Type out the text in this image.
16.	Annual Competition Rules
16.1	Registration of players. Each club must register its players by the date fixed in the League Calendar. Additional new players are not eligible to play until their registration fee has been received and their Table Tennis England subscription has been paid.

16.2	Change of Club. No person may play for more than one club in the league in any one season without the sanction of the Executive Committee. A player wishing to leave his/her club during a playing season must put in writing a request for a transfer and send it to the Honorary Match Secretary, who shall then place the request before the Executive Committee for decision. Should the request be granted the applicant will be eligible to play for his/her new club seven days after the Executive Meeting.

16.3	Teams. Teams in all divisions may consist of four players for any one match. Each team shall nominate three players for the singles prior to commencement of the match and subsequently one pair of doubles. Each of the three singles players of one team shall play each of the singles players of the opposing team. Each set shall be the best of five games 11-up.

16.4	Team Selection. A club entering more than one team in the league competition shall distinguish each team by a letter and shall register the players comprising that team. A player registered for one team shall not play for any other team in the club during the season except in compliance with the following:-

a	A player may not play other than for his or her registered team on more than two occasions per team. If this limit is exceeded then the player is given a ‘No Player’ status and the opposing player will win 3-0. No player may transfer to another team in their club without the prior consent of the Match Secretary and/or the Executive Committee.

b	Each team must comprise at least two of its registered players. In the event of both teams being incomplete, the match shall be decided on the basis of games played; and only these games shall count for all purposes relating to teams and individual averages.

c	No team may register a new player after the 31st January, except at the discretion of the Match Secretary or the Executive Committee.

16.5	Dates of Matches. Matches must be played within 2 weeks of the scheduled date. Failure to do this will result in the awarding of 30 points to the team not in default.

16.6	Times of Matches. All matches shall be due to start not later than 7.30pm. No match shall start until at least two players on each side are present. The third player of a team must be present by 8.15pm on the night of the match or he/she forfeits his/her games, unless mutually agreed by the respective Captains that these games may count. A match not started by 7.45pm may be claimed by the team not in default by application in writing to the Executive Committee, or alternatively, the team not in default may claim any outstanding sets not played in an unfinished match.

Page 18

Task brief
Copy each line of the listing in which the word "date" can be found.

Response to this exercise
16.1	Registration of players. Each club must register its players by the date fixed in the League Calendar. Additional new players are not eligible to play until their registration fee has been received and their Table Tennis England subscription has been paid.
16.5	Dates of Matches. Matches must be played within 2 weeks of the scheduled date. Failure to do this will result in the awarding of 30 points to the team not in default.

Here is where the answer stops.